━━━ Provided records ━━━

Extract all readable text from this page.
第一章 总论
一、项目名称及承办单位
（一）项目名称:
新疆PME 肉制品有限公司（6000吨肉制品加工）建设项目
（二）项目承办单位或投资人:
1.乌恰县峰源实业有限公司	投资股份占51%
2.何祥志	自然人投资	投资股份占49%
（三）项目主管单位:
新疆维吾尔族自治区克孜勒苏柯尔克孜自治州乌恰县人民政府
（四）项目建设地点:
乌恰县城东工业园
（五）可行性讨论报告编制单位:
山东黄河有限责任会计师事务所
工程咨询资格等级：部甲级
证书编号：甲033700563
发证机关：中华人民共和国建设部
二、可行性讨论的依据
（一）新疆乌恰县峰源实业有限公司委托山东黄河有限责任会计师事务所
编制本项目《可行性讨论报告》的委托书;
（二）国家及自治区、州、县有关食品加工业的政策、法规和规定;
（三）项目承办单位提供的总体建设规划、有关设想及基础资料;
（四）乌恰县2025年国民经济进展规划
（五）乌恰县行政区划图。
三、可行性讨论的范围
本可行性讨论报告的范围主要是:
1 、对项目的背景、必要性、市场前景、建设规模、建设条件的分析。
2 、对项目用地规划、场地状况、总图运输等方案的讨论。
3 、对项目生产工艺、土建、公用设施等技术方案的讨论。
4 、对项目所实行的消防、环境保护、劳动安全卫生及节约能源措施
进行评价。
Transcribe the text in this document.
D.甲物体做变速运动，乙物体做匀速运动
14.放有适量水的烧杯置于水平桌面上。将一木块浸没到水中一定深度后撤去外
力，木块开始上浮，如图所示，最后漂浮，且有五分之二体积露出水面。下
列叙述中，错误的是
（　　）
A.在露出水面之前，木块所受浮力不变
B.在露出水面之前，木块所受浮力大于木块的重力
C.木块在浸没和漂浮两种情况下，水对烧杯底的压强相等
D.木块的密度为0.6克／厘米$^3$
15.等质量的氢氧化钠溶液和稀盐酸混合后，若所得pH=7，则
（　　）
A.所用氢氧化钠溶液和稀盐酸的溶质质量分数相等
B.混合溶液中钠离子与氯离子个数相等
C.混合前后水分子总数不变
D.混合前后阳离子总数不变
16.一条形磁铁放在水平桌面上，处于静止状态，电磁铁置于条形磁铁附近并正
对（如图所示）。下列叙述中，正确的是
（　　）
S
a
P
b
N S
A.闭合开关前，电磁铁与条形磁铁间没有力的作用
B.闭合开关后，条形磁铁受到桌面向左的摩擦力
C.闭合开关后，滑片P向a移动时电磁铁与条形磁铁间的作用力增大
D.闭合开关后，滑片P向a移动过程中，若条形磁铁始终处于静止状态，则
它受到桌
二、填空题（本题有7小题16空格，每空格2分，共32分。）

━━━

Exercise requirements => Emit verbatim the lines running from the one with "Transcribe the text in this document." through the last line of the data, both endpoints inclusive.

Written answer =>
Transcribe the text in this document.
D.甲物体做变速运动，乙物体做匀速运动
14.放有适量水的烧杯置于水平桌面上。将一木块浸没到水中一定深度后撤去外
力，木块开始上浮，如图所示，最后漂浮，且有五分之二体积露出水面。下
列叙述中，错误的是
（　　）
A.在露出水面之前，木块所受浮力不变
B.在露出水面之前，木块所受浮力大于木块的重力
C.木块在浸没和漂浮两种情况下，水对烧杯底的压强相等
D.木块的密度为0.6克／厘米$^3$
15.等质量的氢氧化钠溶液和稀盐酸混合后，若所得pH=7，则
（　　）
A.所用氢氧化钠溶液和稀盐酸的溶质质量分数相等
B.混合溶液中钠离子与氯离子个数相等
C.混合前后水分子总数不变
D.混合前后阳离子总数不变
16.一条形磁铁放在水平桌面上，处于静止状态，电磁铁置于条形磁铁附近并正
对（如图所示）。下列叙述中，正确的是
（　　）
S
a
P
b
N S
A.闭合开关前，电磁铁与条形磁铁间没有力的作用
B.闭合开关后，条形磁铁受到桌面向左的摩擦力
C.闭合开关后，滑片P向a移动时电磁铁与条形磁铁间的作用力增大
D.闭合开关后，滑片P向a移动过程中，若条形磁铁始终处于静止状态，则
它受到桌
二、填空题（本题有7小题16空格，每空格2分，共32分。）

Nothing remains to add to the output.